PROBLEM DESCRIPTION | Extract every line of the listing below and reproduce each one unchanged, character for character.

# # # #

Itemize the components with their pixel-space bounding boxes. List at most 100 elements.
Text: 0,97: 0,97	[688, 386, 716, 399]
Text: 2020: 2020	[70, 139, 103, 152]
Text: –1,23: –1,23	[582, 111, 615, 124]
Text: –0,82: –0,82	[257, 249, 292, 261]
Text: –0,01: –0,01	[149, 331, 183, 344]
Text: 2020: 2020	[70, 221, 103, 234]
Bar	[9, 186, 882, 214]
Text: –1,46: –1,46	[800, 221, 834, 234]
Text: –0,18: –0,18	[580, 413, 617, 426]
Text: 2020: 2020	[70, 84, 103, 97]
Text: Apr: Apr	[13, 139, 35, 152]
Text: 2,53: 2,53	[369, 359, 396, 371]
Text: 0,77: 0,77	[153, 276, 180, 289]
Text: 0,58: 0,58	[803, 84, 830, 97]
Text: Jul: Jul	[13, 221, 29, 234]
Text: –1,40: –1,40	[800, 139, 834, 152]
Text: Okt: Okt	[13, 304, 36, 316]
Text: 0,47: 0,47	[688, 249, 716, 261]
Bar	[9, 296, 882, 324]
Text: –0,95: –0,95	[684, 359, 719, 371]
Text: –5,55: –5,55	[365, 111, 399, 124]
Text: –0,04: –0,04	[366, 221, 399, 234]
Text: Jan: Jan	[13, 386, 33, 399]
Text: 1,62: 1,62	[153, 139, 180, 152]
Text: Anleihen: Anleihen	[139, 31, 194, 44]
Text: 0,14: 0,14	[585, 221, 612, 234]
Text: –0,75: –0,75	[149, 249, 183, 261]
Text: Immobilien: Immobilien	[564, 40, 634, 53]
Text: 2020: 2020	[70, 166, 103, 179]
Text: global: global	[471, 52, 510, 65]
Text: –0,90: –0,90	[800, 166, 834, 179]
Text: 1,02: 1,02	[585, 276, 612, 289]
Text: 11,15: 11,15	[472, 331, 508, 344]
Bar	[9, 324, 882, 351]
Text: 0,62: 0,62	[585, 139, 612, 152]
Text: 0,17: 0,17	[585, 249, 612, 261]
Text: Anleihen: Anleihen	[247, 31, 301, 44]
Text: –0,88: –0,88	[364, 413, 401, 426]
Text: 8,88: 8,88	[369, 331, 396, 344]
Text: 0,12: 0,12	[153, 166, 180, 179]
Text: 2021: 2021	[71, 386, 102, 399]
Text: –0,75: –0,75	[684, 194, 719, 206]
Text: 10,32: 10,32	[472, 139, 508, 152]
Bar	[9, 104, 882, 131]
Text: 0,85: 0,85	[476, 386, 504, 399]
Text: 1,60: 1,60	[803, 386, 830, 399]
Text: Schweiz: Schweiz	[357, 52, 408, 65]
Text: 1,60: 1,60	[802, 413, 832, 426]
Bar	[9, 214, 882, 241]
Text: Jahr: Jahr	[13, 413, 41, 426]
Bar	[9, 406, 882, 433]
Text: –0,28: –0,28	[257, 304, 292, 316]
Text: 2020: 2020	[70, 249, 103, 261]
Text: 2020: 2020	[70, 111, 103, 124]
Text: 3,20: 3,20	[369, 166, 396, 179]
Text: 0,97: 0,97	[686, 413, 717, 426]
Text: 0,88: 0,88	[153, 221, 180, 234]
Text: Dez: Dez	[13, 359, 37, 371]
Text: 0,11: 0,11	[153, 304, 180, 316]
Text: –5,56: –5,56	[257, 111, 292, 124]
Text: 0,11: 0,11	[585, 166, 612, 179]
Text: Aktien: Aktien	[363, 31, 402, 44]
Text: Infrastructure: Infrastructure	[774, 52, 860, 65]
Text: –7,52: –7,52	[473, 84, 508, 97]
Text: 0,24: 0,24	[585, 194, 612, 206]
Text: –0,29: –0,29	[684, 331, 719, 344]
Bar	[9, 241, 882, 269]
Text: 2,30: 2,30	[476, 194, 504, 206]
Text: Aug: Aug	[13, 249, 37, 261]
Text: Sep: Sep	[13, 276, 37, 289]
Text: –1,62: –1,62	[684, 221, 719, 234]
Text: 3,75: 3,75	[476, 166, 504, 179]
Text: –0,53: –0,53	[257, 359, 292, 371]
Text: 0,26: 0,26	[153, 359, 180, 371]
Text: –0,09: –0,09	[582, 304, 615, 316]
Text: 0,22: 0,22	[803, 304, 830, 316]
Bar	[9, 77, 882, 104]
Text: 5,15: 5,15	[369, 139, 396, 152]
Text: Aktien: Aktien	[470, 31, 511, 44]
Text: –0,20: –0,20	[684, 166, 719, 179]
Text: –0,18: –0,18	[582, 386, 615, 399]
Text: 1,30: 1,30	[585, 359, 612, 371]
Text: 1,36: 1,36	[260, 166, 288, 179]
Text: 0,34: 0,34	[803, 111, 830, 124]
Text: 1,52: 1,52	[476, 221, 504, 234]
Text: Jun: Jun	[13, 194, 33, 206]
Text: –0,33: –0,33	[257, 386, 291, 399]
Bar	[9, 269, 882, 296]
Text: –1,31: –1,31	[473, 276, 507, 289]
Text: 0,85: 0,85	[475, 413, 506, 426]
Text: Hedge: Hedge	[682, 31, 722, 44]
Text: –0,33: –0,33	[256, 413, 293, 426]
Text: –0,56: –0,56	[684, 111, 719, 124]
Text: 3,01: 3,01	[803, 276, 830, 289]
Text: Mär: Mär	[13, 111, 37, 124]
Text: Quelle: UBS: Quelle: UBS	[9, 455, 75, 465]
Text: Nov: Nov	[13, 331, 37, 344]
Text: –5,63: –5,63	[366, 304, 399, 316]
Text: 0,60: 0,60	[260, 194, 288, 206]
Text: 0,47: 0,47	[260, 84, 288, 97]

# # # #

EXERCISE RESULT |
Itemize the components with their pixel-space bounding boxes. List at most 100 elements.
Text: 0,97: 0,97	[688, 386, 716, 399]
Text: 2020: 2020	[70, 139, 103, 152]
Text: –1,23: –1,23	[582, 111, 615, 124]
Text: –0,82: –0,82	[257, 249, 292, 261]
Text: –0,01: –0,01	[149, 331, 183, 344]
Text: 2020: 2020	[70, 221, 103, 234]
Bar	[9, 186, 882, 214]
Text: –1,46: –1,46	[800, 221, 834, 234]
Text: –0,18: –0,18	[580, 413, 617, 426]
Text: 2020: 2020	[70, 84, 103, 97]
Text: Apr: Apr	[13, 139, 35, 152]
Text: 2,53: 2,53	[369, 359, 396, 371]
Text: 0,77: 0,77	[153, 276, 180, 289]
Text: 0,58: 0,58	[803, 84, 830, 97]
Text: Jul: Jul	[13, 221, 29, 234]
Text: –1,40: –1,40	[800, 139, 834, 152]
Text: Okt: Okt	[13, 304, 36, 316]
Text: 0,47: 0,47	[688, 249, 716, 261]
Bar	[9, 296, 882, 324]
Text: –0,95: –0,95	[684, 359, 719, 371]
Text: –5,55: –5,55	[365, 111, 399, 124]
Text: –0,04: –0,04	[366, 221, 399, 234]
Text: Jan: Jan	[13, 386, 33, 399]
Text: 1,62: 1,62	[153, 139, 180, 152]
Text: Anleihen: Anleihen	[139, 31, 194, 44]
Text: 0,14: 0,14	[585, 221, 612, 234]
Text: –0,75: –0,75	[149, 249, 183, 261]
Text: Immobilien: Immobilien	[564, 40, 634, 53]
Text: 2020: 2020	[70, 166, 103, 179]
Text: global: global	[471, 52, 510, 65]
Text: –0,90: –0,90	[800, 166, 834, 179]
Text: 1,02: 1,02	[585, 276, 612, 289]
Text: 11,15: 11,15	[472, 331, 508, 344]
Bar	[9, 324, 882, 351]
Text: 0,62: 0,62	[585, 139, 612, 152]
Text: 0,17: 0,17	[585, 249, 612, 261]
Text: Anleihen: Anleihen	[247, 31, 301, 44]
Text: –0,88: –0,88	[364, 413, 401, 426]
Text: 8,88: 8,88	[369, 331, 396, 344]
Text: 0,12: 0,12	[153, 166, 180, 179]
Text: 2021: 2021	[71, 386, 102, 399]
Text: –0,75: –0,75	[684, 194, 719, 206]
Text: 10,32: 10,32	[472, 139, 508, 152]
Bar	[9, 104, 882, 131]
Text: 0,85: 0,85	[476, 386, 504, 399]
Text: 1,60: 1,60	[803, 386, 830, 399]
Text: Schweiz: Schweiz	[357, 52, 408, 65]
Text: 1,60: 1,60	[802, 413, 832, 426]
Bar	[9, 214, 882, 241]
Text: Jahr: Jahr	[13, 413, 41, 426]
Bar	[9, 406, 882, 433]
Text: –0,28: –0,28	[257, 304, 292, 316]
Text: 2020: 2020	[70, 249, 103, 261]
Text: 2020: 2020	[70, 111, 103, 124]
Text: 3,20: 3,20	[369, 166, 396, 179]
Text: 0,97: 0,97	[686, 413, 717, 426]
Text: 0,88: 0,88	[153, 221, 180, 234]
Text: Dez: Dez	[13, 359, 37, 371]
Text: 0,11: 0,11	[153, 304, 180, 316]
Text: –5,56: –5,56	[257, 111, 292, 124]
Text: 0,11: 0,11	[585, 166, 612, 179]
Text: Aktien: Aktien	[363, 31, 402, 44]
Text: Infrastructure: Infrastructure	[774, 52, 860, 65]
Text: –7,52: –7,52	[473, 84, 508, 97]
Text: 0,24: 0,24	[585, 194, 612, 206]
Text: –0,29: –0,29	[684, 331, 719, 344]
Bar	[9, 241, 882, 269]
Text: 2,30: 2,30	[476, 194, 504, 206]
Text: Aug: Aug	[13, 249, 37, 261]
Text: Sep: Sep	[13, 276, 37, 289]
Text: –1,62: –1,62	[684, 221, 719, 234]
Text: 3,75: 3,75	[476, 166, 504, 179]
Text: –0,53: –0,53	[257, 359, 292, 371]
Text: 0,26: 0,26	[153, 359, 180, 371]
Text: –0,09: –0,09	[582, 304, 615, 316]
Text: 0,22: 0,22	[803, 304, 830, 316]
Bar	[9, 77, 882, 104]
Text: 5,15: 5,15	[369, 139, 396, 152]
Text: Aktien: Aktien	[470, 31, 511, 44]
Text: –0,20: –0,20	[684, 166, 719, 179]
Text: –0,18: –0,18	[582, 386, 615, 399]
Text: 1,30: 1,30	[585, 359, 612, 371]
Text: 1,36: 1,36	[260, 166, 288, 179]
Text: 0,34: 0,34	[803, 111, 830, 124]
Text: 1,52: 1,52	[476, 221, 504, 234]
Text: Jun: Jun	[13, 194, 33, 206]
Text: –0,33: –0,33	[257, 386, 291, 399]
Bar	[9, 269, 882, 296]
Text: –1,31: –1,31	[473, 276, 507, 289]
Text: 0,85: 0,85	[475, 413, 506, 426]
Text: Hedge: Hedge	[682, 31, 722, 44]
Text: –0,33: –0,33	[256, 413, 293, 426]
Text: –0,56: –0,56	[684, 111, 719, 124]
Text: 3,01: 3,01	[803, 276, 830, 289]
Text: Mär: Mär	[13, 111, 37, 124]
Text: Quelle: UBS: Quelle: UBS	[9, 455, 75, 465]
Text: Nov: Nov	[13, 331, 37, 344]
Text: –5,63: –5,63	[366, 304, 399, 316]
Text: 0,60: 0,60	[260, 194, 288, 206]
Text: 0,47: 0,47	[260, 84, 288, 97]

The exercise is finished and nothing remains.